Saved entries:
[BEGIN]

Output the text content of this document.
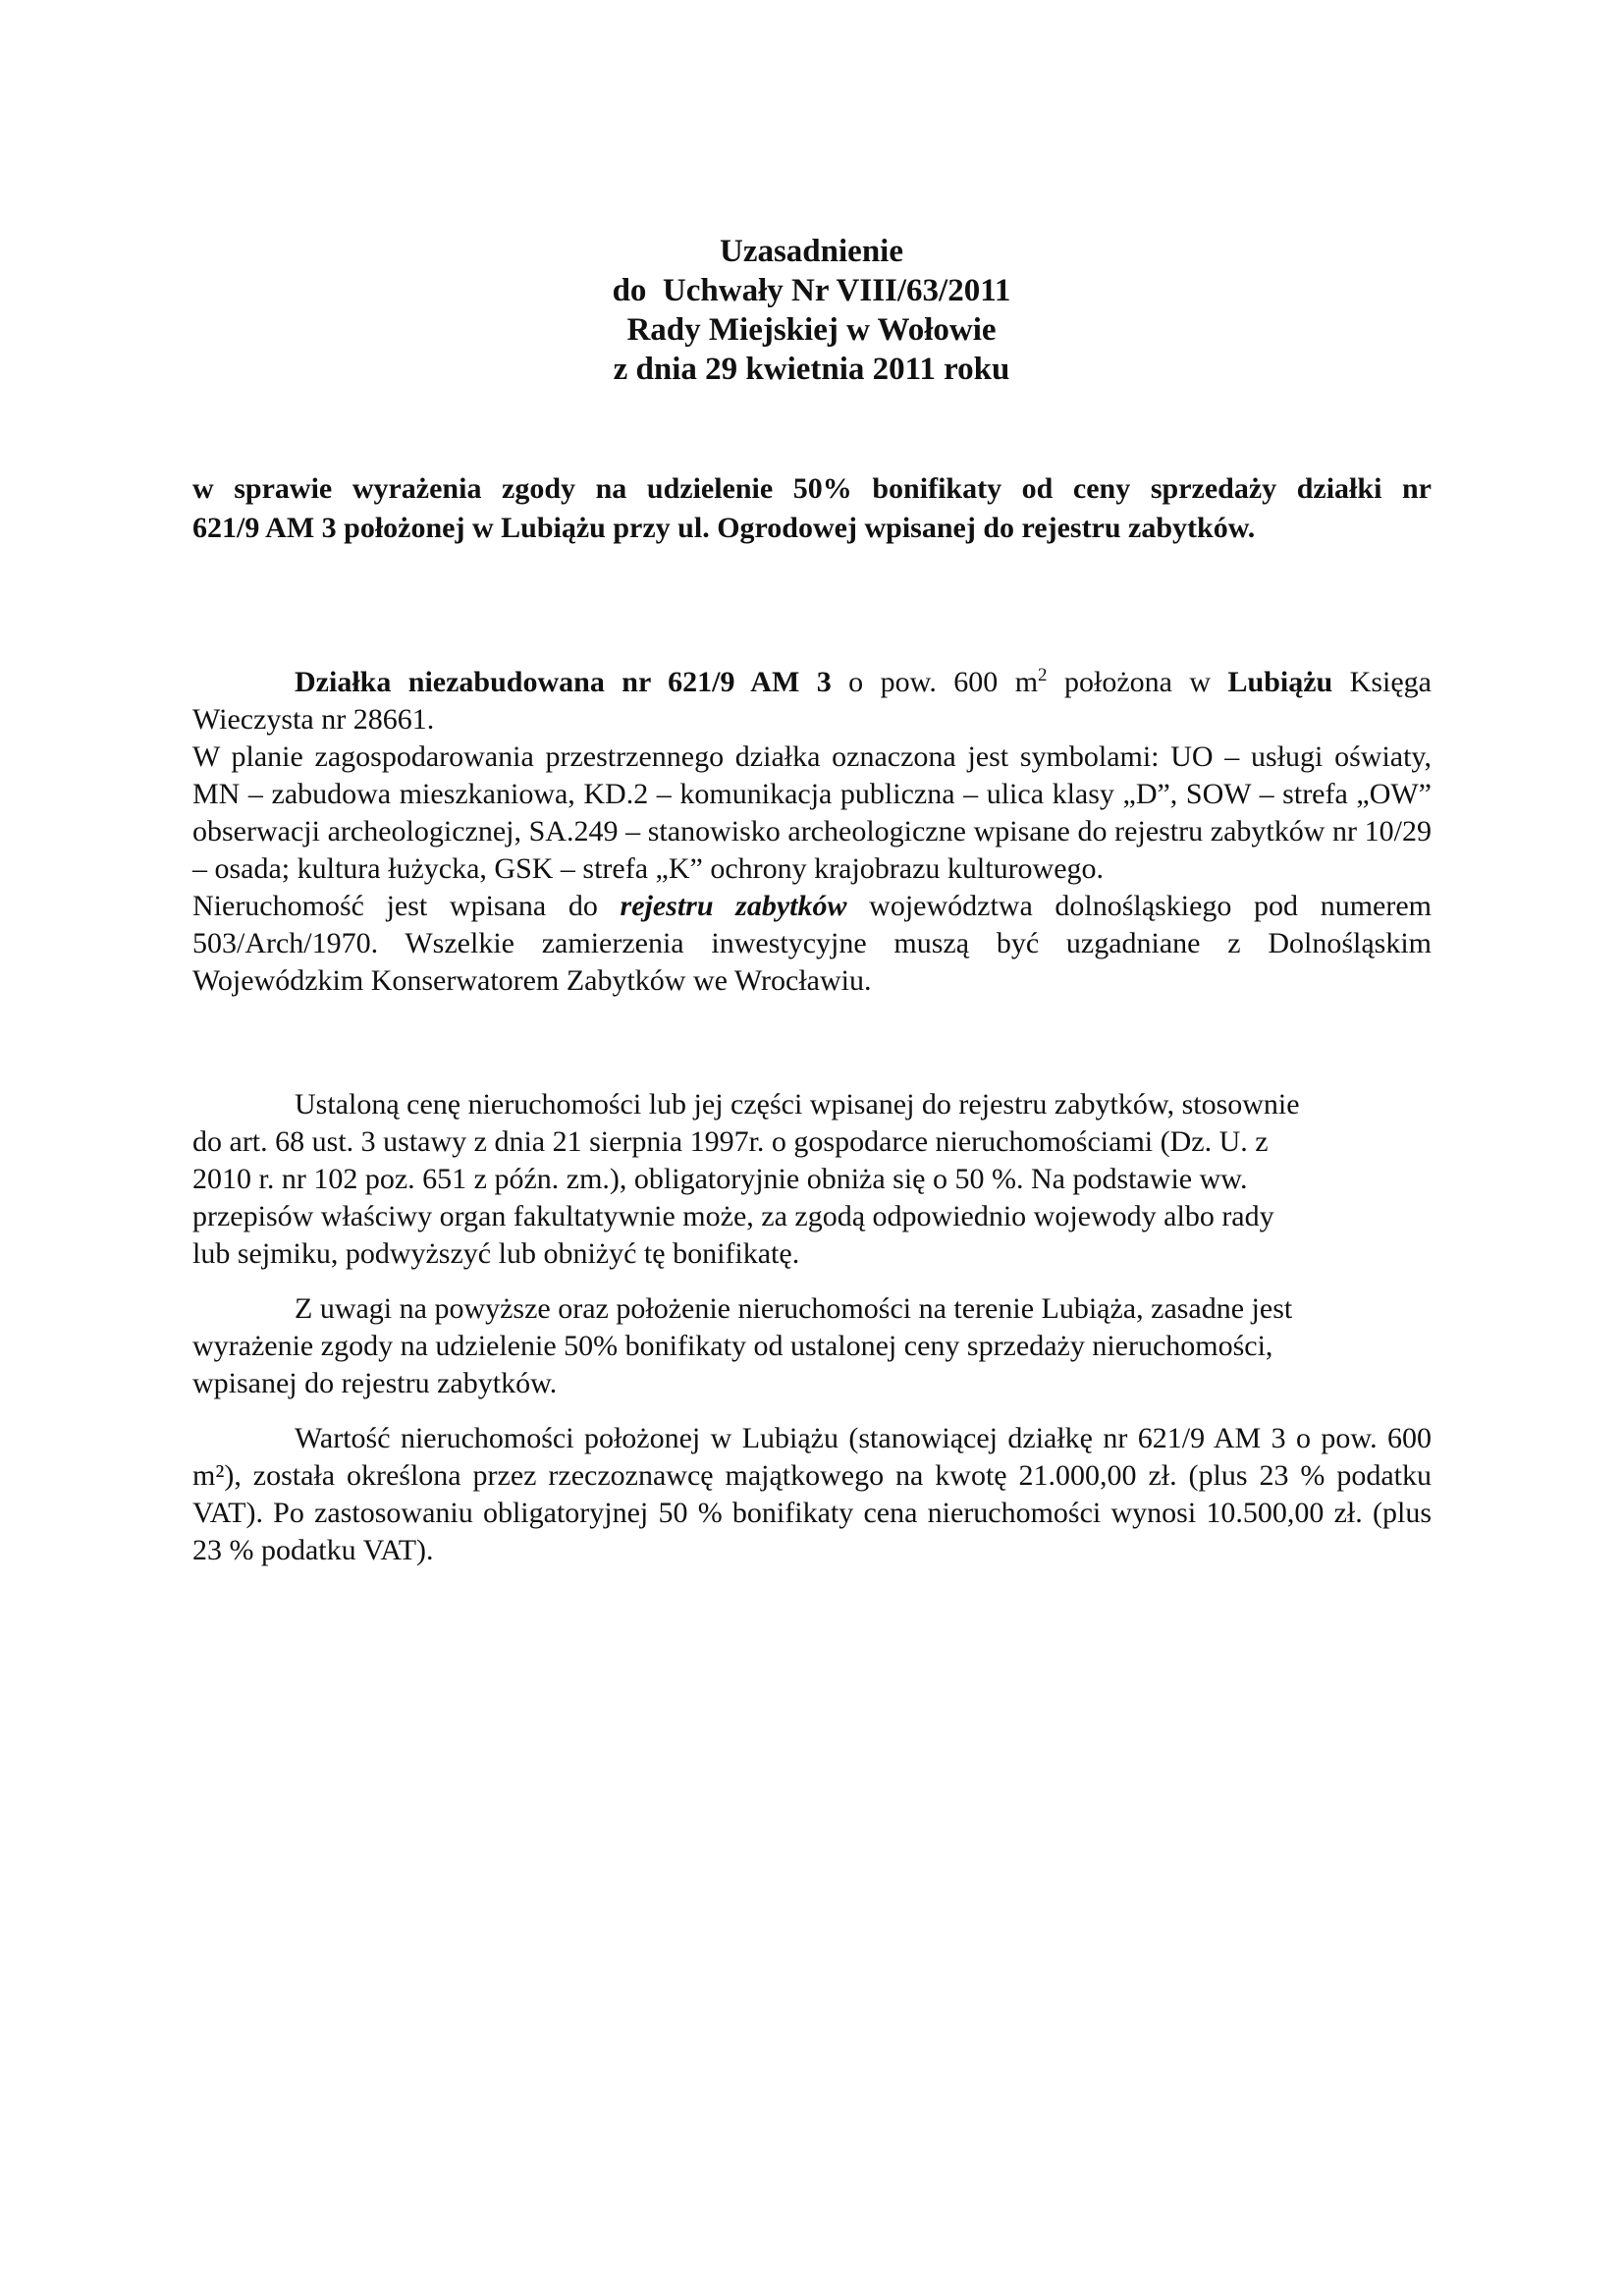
Uzasadnienie
do  Uchwały Nr VIII/63/2011
Rady Miejskiej w Wołowie
z dnia 29 kwietnia 2011 roku
w sprawie wyrażenia zgody na udzielenie 50% bonifikaty od ceny sprzedaży działki nr
621/9 AM 3 położonej w Lubiążu przy ul. Ogrodowej wpisanej do rejestru zabytków.
Działka niezabudowana nr 621/9 AM 3 o pow. 600 $m^2$ położona w Lubiążu Księga Wieczysta nr 28661.
W planie zagospodarowania przestrzennego działka oznaczona jest symbolami: UO – usługi oświaty, MN – zabudowa mieszkaniowa, KD.2 – komunikacja publiczna – ulica klasy „D”, SOW – strefa „OW” obserwacji archeologicznej, SA.249 – stanowisko archeologiczne wpisane do rejestru zabytków nr 10/29 – osada; kultura łużycka, GSK – strefa „K” ochrony krajobrazu kulturowego.
Nieruchomość jest wpisana do rejestru zabytków województwa dolnośląskiego pod numerem 503/Arch/1970. Wszelkie zamierzenia inwestycyjne muszą być uzgadniane z Dolnośląskim Wojewódzkim Konserwatorem Zabytków we Wrocławiu.
Ustaloną cenę nieruchomości lub jej części wpisanej do rejestru zabytków, stosownie
do art. 68 ust. 3 ustawy z dnia 21 sierpnia 1997r. o gospodarce nieruchomościami (Dz. U. z
2010 r. nr 102 poz. 651 z późn. zm.), obligatoryjnie obniża się o 50 %. Na podstawie ww.
przepisów właściwy organ fakultatywnie może, za zgodą odpowiednio wojewody albo rady
lub sejmiku, podwyższyć lub obniżyć tę bonifikatę.
Z uwagi na powyższe oraz położenie nieruchomości na terenie Lubiąża, zasadne jest
wyrażenie zgody na udzielenie 50% bonifikaty od ustalonej ceny sprzedaży nieruchomości,
wpisanej do rejestru zabytków.
Wartość nieruchomości położonej w Lubiążu (stanowiącej działkę nr 621/9 AM 3 o pow. 600 m²), została określona przez rzeczoznawcę majątkowego na kwotę 21.000,00 zł. (plus 23 % podatku VAT). Po zastosowaniu obligatoryjnej 50 % bonifikaty cena nieruchomości wynosi 10.500,00 zł. (plus 23 % podatku VAT).
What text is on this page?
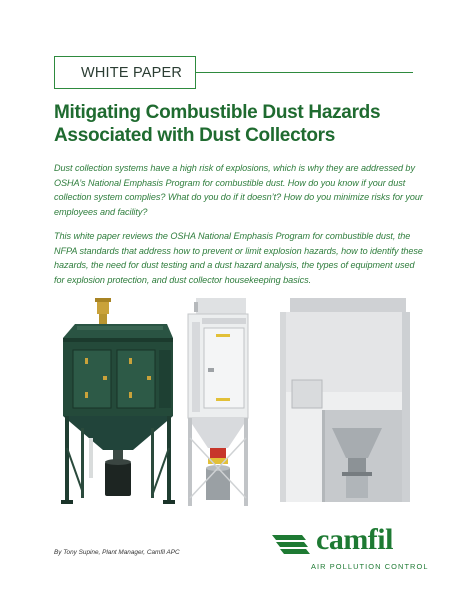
WHITE PAPER
Mitigating Combustible Dust Hazards
Associated with Dust Collectors

Dust collection systems have a high risk of explosions, which is why they are addressed by OSHA’s National Emphasis Program for combustible dust. How do you know if your dust collection system complies? What do you do if it doesn’t? How do you minimize risks for your employees and facility?

This white paper reviews the OSHA National Emphasis Program for combustible dust, the NFPA standards that address how to prevent or limit explosion hazards, how to identify these hazards, the need for dust testing and a dust hazard analysis, the types of equipment used for explosion protection, and dust collector housekeeping basics.

By Tony Supine, Plant Manager, Camfil APC	camfil
AIR POLLUTION CONTROL
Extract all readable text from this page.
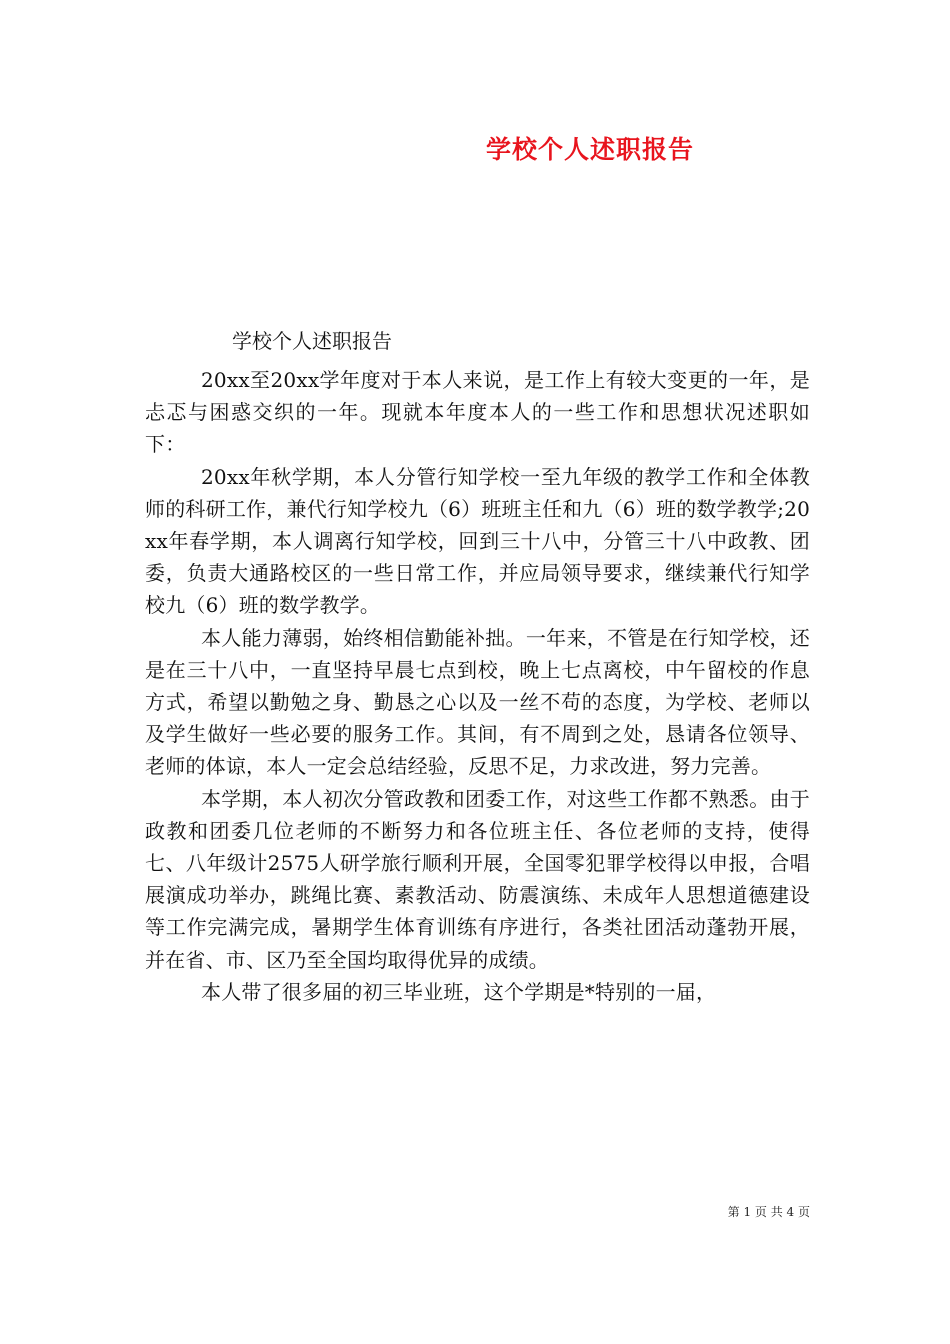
学校个人述职报告
学校个人述职报告

20xx至20xx学年度对于本人来说，是工作上有较大变更的一年，是忐忑与困惑交织的一年。现就本年度本人的一些工作和思想状况述职如下：

20xx年秋学期，本人分管行知学校一至九年级的教学工作和全体教师的科研工作，兼代行知学校九（6）班班主任和九（6）班的数学教学;20xx年春学期，本人调离行知学校，回到三十八中，分管三十八中政教、团委，负责大通路校区的一些日常工作，并应局领导要求，继续兼代行知学校九（6）班的数学教学。

本人能力薄弱，始终相信勤能补拙。一年来，不管是在行知学校，还是在三十八中，一直坚持早晨七点到校，晚上七点离校，中午留校的作息方式，希望以勤勉之身、勤恳之心以及一丝不苟的态度，为学校、老师以及学生做好一些必要的服务工作。其间，有不周到之处，恳请各位领导、老师的体谅，本人一定会总结经验，反思不足，力求改进，努力完善。

本学期，本人初次分管政教和团委工作，对这些工作都不熟悉。由于政教和团委几位老师的不断努力和各位班主任、各位老师的支持，使得七、八年级计2575人研学旅行顺利开展，全国零犯罪学校得以申报，合唱展演成功举办，跳绳比赛、素教活动、防震演练、未成年人思想道德建设等工作完满完成，暑期学生体育训练有序进行，各类社团活动蓬勃开展，并在省、市、区乃至全国均取得优异的成绩。

本人带了很多届的初三毕业班，这个学期是*特别的一届，

第 1 页 共 4 页
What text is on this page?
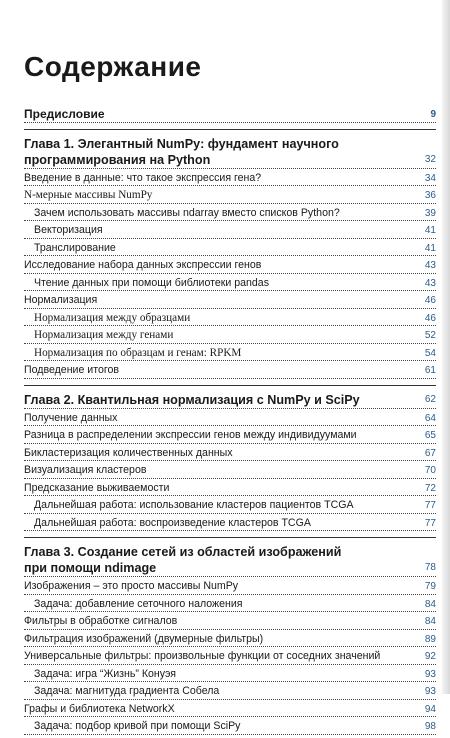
Содержание
Предисловие	9
Глава 1. Элегантный NumPy: фундамент научного
программирования на Python	32
Введение в данные: что такое экспрессия гена?	34
N-мерные массивы NumPy	36
Зачем использовать массивы ndarray вместо списков Python?	39
Векторизация	41
Транслирование	41
Исследование набора данных экспрессии генов	43
Чтение данных при помощи библиотеки pandas	43
Нормализация	46
Нормализация между образцами	46
Нормализация между генами	52
Нормализация по образцам и генам: RPKM	54
Подведение итогов	61
Глава 2. Квантильная нормализация с NumPy и SciPy	62
Получение данных	64
Разница в распределении экспрессии генов между индивидуумами	65
Бикластеризация количественных данных	67
Визуализация кластеров	70
Предсказание выживаемости	72
Дальнейшая работа: использование кластеров пациентов TCGA	77
Дальнейшая работа: воспроизведение кластеров TCGA	77
Глава 3. Создание сетей из областей изображений
при помощи ndimage	78
Изображения – это просто массивы NumPy	79
Задача: добавление сеточного наложения	84
Фильтры в обработке сигналов	84
Фильтрация изображений (двумерные фильтры)	89
Универсальные фильтры: произвольные функции от соседних значений	92
Задача: игра “Жизнь” Конуэя	93
Задача: магнитуда градиента Собела	93
Графы и библиотека NetworkX	94
Задача: подбор кривой при помощи SciPy	98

[END]

Written problem
From the data above, copy each line where the string "Program" appears.

Answer in full
Dust collection systems have a high risk of explosions, which is why they are addressed by OSHA’s National Emphasis Program for combustible dust. How do you know if your dust collection system complies? What do you do if it doesn’t? How do you minimize risks for your employees and facility?
This white paper reviews the OSHA National Emphasis Program for combustible dust, the NFPA standards that address how to prevent or limit explosion hazards, how to identify these hazards, the need for dust testing and a dust hazard analysis, the types of equipment used for explosion protection, and dust collector housekeeping basics.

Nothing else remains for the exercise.